-- start of RECORDED DATA --

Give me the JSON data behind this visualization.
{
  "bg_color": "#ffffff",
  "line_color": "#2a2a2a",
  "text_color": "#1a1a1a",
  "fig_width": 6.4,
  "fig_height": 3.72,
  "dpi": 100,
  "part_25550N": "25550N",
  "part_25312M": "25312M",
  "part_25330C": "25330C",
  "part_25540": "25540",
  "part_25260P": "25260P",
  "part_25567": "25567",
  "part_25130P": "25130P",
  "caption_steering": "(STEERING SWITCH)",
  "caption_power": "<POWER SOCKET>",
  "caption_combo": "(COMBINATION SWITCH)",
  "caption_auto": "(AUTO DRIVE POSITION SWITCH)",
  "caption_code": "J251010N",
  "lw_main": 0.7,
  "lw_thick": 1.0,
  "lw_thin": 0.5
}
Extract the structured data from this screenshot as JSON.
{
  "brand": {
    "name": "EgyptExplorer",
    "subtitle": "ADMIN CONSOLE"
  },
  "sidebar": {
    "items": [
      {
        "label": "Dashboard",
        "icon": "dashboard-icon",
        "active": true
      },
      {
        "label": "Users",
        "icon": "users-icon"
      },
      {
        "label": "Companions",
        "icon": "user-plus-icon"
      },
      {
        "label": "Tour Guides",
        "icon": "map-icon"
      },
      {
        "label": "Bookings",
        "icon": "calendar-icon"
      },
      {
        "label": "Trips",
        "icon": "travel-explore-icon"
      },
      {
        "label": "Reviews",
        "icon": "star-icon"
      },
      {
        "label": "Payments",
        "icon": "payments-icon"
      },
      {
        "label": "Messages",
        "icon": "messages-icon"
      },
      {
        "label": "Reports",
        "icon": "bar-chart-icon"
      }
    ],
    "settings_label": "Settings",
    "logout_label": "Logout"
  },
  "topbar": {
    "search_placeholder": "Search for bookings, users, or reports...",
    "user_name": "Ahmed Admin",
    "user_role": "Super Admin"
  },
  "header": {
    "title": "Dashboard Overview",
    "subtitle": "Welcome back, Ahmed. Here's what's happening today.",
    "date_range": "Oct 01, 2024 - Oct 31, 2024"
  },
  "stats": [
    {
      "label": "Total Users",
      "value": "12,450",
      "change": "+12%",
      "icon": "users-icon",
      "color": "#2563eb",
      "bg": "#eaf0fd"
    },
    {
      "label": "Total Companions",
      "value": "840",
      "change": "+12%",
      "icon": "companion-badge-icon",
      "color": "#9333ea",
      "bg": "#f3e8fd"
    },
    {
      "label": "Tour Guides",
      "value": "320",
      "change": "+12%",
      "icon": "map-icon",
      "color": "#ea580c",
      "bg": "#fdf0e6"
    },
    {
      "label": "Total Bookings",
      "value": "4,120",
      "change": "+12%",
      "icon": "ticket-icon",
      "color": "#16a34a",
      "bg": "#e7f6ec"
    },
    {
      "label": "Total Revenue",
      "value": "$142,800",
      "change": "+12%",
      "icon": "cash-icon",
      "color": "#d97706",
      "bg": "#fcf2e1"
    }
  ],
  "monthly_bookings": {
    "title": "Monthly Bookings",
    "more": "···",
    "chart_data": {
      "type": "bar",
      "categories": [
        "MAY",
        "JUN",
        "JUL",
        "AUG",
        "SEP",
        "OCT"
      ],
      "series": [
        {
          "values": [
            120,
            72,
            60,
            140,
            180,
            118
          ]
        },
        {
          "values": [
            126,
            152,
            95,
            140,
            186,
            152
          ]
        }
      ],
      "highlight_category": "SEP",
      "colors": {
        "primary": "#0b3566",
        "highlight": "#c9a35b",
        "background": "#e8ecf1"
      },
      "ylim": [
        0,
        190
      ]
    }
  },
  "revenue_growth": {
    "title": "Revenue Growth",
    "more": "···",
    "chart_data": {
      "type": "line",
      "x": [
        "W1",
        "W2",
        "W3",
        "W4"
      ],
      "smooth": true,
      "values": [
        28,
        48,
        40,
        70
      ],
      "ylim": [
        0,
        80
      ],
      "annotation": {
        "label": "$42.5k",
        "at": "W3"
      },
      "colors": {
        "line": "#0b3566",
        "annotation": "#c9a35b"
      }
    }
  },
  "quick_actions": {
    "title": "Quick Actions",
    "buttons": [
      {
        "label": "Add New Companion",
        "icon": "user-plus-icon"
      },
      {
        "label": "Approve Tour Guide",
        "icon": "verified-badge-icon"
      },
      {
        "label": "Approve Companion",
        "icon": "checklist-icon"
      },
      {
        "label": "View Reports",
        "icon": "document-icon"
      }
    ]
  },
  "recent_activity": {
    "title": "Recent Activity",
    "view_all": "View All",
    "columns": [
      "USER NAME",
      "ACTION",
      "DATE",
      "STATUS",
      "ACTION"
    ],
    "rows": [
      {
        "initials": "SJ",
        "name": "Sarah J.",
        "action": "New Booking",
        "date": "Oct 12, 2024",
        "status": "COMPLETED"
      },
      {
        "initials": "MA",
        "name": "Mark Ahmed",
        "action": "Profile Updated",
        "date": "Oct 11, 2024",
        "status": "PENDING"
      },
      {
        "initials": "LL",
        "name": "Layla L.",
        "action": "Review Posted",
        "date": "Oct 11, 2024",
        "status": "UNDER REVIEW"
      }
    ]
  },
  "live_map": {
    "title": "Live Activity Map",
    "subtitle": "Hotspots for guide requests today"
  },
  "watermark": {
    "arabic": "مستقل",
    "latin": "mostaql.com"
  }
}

-- end of RECORDED DATA --

**WHAT IS NEEDED:**
Retype each record exactly, leaving nothing out.

**TASK RESULT:**
Give me the JSON data behind this visualization.
{
  "bg_color": "#ffffff",
  "line_color": "#2a2a2a",
  "text_color": "#1a1a1a",
  "fig_width": 6.4,
  "fig_height": 3.72,
  "dpi": 100,
  "part_25550N": "25550N",
  "part_25312M": "25312M",
  "part_25330C": "25330C",
  "part_25540": "25540",
  "part_25260P": "25260P",
  "part_25567": "25567",
  "part_25130P": "25130P",
  "caption_steering": "(STEERING SWITCH)",
  "caption_power": "<POWER SOCKET>",
  "caption_combo": "(COMBINATION SWITCH)",
  "caption_auto": "(AUTO DRIVE POSITION SWITCH)",
  "caption_code": "J251010N",
  "lw_main": 0.7,
  "lw_thick": 1.0,
  "lw_thin": 0.5
}
Extract the structured data from this screenshot as JSON.
{
  "brand": {
    "name": "EgyptExplorer",
    "subtitle": "ADMIN CONSOLE"
  },
  "sidebar": {
    "items": [
      {
        "label": "Dashboard",
        "icon": "dashboard-icon",
        "active": true
      },
      {
        "label": "Users",
        "icon": "users-icon"
      },
      {
        "label": "Companions",
        "icon": "user-plus-icon"
      },
      {
        "label": "Tour Guides",
        "icon": "map-icon"
      },
      {
        "label": "Bookings",
        "icon": "calendar-icon"
      },
      {
        "label": "Trips",
        "icon": "travel-explore-icon"
      },
      {
        "label": "Reviews",
        "icon": "star-icon"
      },
      {
        "label": "Payments",
        "icon": "payments-icon"
      },
      {
        "label": "Messages",
        "icon": "messages-icon"
      },
      {
        "label": "Reports",
        "icon": "bar-chart-icon"
      }
    ],
    "settings_label": "Settings",
    "logout_label": "Logout"
  },
  "topbar": {
    "search_placeholder": "Search for bookings, users, or reports...",
    "user_name": "Ahmed Admin",
    "user_role": "Super Admin"
  },
  "header": {
    "title": "Dashboard Overview",
    "subtitle": "Welcome back, Ahmed. Here's what's happening today.",
    "date_range": "Oct 01, 2024 - Oct 31, 2024"
  },
  "stats": [
    {
      "label": "Total Users",
      "value": "12,450",
      "change": "+12%",
      "icon": "users-icon",
      "color": "#2563eb",
      "bg": "#eaf0fd"
    },
    {
      "label": "Total Companions",
      "value": "840",
      "change": "+12%",
      "icon": "companion-badge-icon",
      "color": "#9333ea",
      "bg": "#f3e8fd"
    },
    {
      "label": "Tour Guides",
      "value": "320",
      "change": "+12%",
      "icon": "map-icon",
      "color": "#ea580c",
      "bg": "#fdf0e6"
    },
    {
      "label": "Total Bookings",
      "value": "4,120",
      "change": "+12%",
      "icon": "ticket-icon",
      "color": "#16a34a",
      "bg": "#e7f6ec"
    },
    {
      "label": "Total Revenue",
      "value": "$142,800",
      "change": "+12%",
      "icon": "cash-icon",
      "color": "#d97706",
      "bg": "#fcf2e1"
    }
  ],
  "monthly_bookings": {
    "title": "Monthly Bookings",
    "more": "···",
    "chart_data": {
      "type": "bar",
      "categories": [
        "MAY",
        "JUN",
        "JUL",
        "AUG",
        "SEP",
        "OCT"
      ],
      "series": [
        {
          "values": [
            120,
            72,
            60,
            140,
            180,
            118
          ]
        },
        {
          "values": [
            126,
            152,
            95,
            140,
            186,
            152
          ]
        }
      ],
      "highlight_category": "SEP",
      "colors": {
        "primary": "#0b3566",
        "highlight": "#c9a35b",
        "background": "#e8ecf1"
      },
      "ylim": [
        0,
        190
      ]
    }
  },
  "revenue_growth": {
    "title": "Revenue Growth",
    "more": "···",
    "chart_data": {
      "type": "line",
      "x": [
        "W1",
        "W2",
        "W3",
        "W4"
      ],
      "smooth": true,
      "values": [
        28,
        48,
        40,
        70
      ],
      "ylim": [
        0,
        80
      ],
      "annotation": {
        "label": "$42.5k",
        "at": "W3"
      },
      "colors": {
        "line": "#0b3566",
        "annotation": "#c9a35b"
      }
    }
  },
  "quick_actions": {
    "title": "Quick Actions",
    "buttons": [
      {
        "label": "Add New Companion",
        "icon": "user-plus-icon"
      },
      {
        "label": "Approve Tour Guide",
        "icon": "verified-badge-icon"
      },
      {
        "label": "Approve Companion",
        "icon": "checklist-icon"
      },
      {
        "label": "View Reports",
        "icon": "document-icon"
      }
    ]
  },
  "recent_activity": {
    "title": "Recent Activity",
    "view_all": "View All",
    "columns": [
      "USER NAME",
      "ACTION",
      "DATE",
      "STATUS",
      "ACTION"
    ],
    "rows": [
      {
        "initials": "SJ",
        "name": "Sarah J.",
        "action": "New Booking",
        "date": "Oct 12, 2024",
        "status": "COMPLETED"
      },
      {
        "initials": "MA",
        "name": "Mark Ahmed",
        "action": "Profile Updated",
        "date": "Oct 11, 2024",
        "status": "PENDING"
      },
      {
        "initials": "LL",
        "name": "Layla L.",
        "action": "Review Posted",
        "date": "Oct 11, 2024",
        "status": "UNDER REVIEW"
      }
    ]
  },
  "live_map": {
    "title": "Live Activity Map",
    "subtitle": "Hotspots for guide requests today"
  },
  "watermark": {
    "arabic": "مستقل",
    "latin": "mostaql.com"
  }
}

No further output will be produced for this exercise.